◆ TO BE DONE ◆
All entries should be output exactly as they stand.
----
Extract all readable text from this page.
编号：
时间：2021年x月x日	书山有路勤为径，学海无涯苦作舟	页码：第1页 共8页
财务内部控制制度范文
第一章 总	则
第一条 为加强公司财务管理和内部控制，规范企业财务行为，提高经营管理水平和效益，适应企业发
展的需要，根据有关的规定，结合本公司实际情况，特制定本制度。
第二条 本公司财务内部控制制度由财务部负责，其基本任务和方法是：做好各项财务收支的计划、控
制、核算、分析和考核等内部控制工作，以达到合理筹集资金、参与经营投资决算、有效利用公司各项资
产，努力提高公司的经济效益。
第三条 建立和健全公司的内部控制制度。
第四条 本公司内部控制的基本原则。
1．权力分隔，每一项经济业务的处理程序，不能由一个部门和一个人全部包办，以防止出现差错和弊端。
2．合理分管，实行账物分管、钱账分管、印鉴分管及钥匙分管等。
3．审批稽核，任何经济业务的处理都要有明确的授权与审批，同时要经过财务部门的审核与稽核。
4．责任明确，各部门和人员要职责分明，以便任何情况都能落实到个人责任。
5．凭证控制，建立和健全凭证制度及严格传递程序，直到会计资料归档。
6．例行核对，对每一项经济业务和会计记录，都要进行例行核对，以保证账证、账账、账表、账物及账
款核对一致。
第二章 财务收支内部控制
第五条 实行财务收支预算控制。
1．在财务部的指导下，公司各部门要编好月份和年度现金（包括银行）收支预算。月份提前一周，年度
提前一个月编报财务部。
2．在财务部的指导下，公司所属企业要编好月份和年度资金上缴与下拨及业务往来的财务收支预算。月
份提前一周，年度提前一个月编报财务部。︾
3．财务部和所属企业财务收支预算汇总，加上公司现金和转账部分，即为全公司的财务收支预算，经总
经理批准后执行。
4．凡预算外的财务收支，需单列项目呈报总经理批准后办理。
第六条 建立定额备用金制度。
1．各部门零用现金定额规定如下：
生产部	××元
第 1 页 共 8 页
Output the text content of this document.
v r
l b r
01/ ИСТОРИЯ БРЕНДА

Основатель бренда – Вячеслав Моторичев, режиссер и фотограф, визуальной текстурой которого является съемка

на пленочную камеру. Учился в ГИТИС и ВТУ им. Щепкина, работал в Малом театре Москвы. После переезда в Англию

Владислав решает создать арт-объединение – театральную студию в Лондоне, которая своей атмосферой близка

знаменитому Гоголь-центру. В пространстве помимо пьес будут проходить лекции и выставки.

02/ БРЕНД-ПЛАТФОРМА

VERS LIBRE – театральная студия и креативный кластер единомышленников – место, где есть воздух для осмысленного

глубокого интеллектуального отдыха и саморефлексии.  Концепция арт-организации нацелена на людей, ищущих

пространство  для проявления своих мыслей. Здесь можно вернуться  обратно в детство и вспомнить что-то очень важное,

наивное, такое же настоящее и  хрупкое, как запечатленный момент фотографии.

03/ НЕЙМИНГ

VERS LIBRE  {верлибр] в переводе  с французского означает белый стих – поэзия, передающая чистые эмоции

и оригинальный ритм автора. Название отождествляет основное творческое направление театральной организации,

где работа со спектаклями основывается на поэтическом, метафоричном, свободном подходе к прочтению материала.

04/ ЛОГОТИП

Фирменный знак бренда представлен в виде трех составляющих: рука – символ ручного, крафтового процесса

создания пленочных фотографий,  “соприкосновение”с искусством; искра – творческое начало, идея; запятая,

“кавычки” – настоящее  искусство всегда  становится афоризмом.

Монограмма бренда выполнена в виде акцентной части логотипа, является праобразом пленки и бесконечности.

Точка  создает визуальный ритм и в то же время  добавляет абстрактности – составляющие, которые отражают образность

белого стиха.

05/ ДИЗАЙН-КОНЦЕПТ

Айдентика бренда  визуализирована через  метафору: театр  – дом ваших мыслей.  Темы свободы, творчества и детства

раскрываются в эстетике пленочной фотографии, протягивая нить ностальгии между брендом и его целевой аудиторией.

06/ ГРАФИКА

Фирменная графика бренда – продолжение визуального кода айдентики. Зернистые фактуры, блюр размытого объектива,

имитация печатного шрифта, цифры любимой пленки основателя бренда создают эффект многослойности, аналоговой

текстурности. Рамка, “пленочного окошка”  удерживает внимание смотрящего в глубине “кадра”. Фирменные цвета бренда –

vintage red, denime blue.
----
◆ TASK RESULT ◆
Extract all readable text from this page.
编号：
时间：2021年x月x日	书山有路勤为径，学海无涯苦作舟	页码：第1页 共8页
财务内部控制制度范文
第一章 总	则
第一条 为加强公司财务管理和内部控制，规范企业财务行为，提高经营管理水平和效益，适应企业发
展的需要，根据有关的规定，结合本公司实际情况，特制定本制度。
第二条 本公司财务内部控制制度由财务部负责，其基本任务和方法是：做好各项财务收支的计划、控
制、核算、分析和考核等内部控制工作，以达到合理筹集资金、参与经营投资决算、有效利用公司各项资
产，努力提高公司的经济效益。
第三条 建立和健全公司的内部控制制度。
第四条 本公司内部控制的基本原则。
1．权力分隔，每一项经济业务的处理程序，不能由一个部门和一个人全部包办，以防止出现差错和弊端。
2．合理分管，实行账物分管、钱账分管、印鉴分管及钥匙分管等。
3．审批稽核，任何经济业务的处理都要有明确的授权与审批，同时要经过财务部门的审核与稽核。
4．责任明确，各部门和人员要职责分明，以便任何情况都能落实到个人责任。
5．凭证控制，建立和健全凭证制度及严格传递程序，直到会计资料归档。
6．例行核对，对每一项经济业务和会计记录，都要进行例行核对，以保证账证、账账、账表、账物及账
款核对一致。
第二章 财务收支内部控制
第五条 实行财务收支预算控制。
1．在财务部的指导下，公司各部门要编好月份和年度现金（包括银行）收支预算。月份提前一周，年度
提前一个月编报财务部。
2．在财务部的指导下，公司所属企业要编好月份和年度资金上缴与下拨及业务往来的财务收支预算。月
份提前一周，年度提前一个月编报财务部。︾
3．财务部和所属企业财务收支预算汇总，加上公司现金和转账部分，即为全公司的财务收支预算，经总
经理批准后执行。
4．凡预算外的财务收支，需单列项目呈报总经理批准后办理。
第六条 建立定额备用金制度。
1．各部门零用现金定额规定如下：
生产部	××元
第 1 页 共 8 页
Output the text content of this document.
v r
l b r
01/ ИСТОРИЯ БРЕНДА

Основатель бренда – Вячеслав Моторичев, режиссер и фотограф, визуальной текстурой которого является съемка

на пленочную камеру. Учился в ГИТИС и ВТУ им. Щепкина, работал в Малом театре Москвы. После переезда в Англию

Владислав решает создать арт-объединение – театральную студию в Лондоне, которая своей атмосферой близка

знаменитому Гоголь-центру. В пространстве помимо пьес будут проходить лекции и выставки.

02/ БРЕНД-ПЛАТФОРМА

VERS LIBRE – театральная студия и креативный кластер единомышленников – место, где есть воздух для осмысленного

глубокого интеллектуального отдыха и саморефлексии.  Концепция арт-организации нацелена на людей, ищущих

пространство  для проявления своих мыслей. Здесь можно вернуться  обратно в детство и вспомнить что-то очень важное,

наивное, такое же настоящее и  хрупкое, как запечатленный момент фотографии.

03/ НЕЙМИНГ

VERS LIBRE  {верлибр] в переводе  с французского означает белый стих – поэзия, передающая чистые эмоции

и оригинальный ритм автора. Название отождествляет основное творческое направление театральной организации,

где работа со спектаклями основывается на поэтическом, метафоричном, свободном подходе к прочтению материала.

04/ ЛОГОТИП

Фирменный знак бренда представлен в виде трех составляющих: рука – символ ручного, крафтового процесса

создания пленочных фотографий,  “соприкосновение”с искусством; искра – творческое начало, идея; запятая,

“кавычки” – настоящее  искусство всегда  становится афоризмом.

Монограмма бренда выполнена в виде акцентной части логотипа, является праобразом пленки и бесконечности.

Точка  создает визуальный ритм и в то же время  добавляет абстрактности – составляющие, которые отражают образность

белого стиха.

05/ ДИЗАЙН-КОНЦЕПТ

Айдентика бренда  визуализирована через  метафору: театр  – дом ваших мыслей.  Темы свободы, творчества и детства

раскрываются в эстетике пленочной фотографии, протягивая нить ностальгии между брендом и его целевой аудиторией.

06/ ГРАФИКА

Фирменная графика бренда – продолжение визуального кода айдентики. Зернистые фактуры, блюр размытого объектива,

имитация печатного шрифта, цифры любимой пленки основателя бренда создают эффект многослойности, аналоговой

текстурности. Рамка, “пленочного окошка”  удерживает внимание смотрящего в глубине “кадра”. Фирменные цвета бренда –

vintage red, denime blue.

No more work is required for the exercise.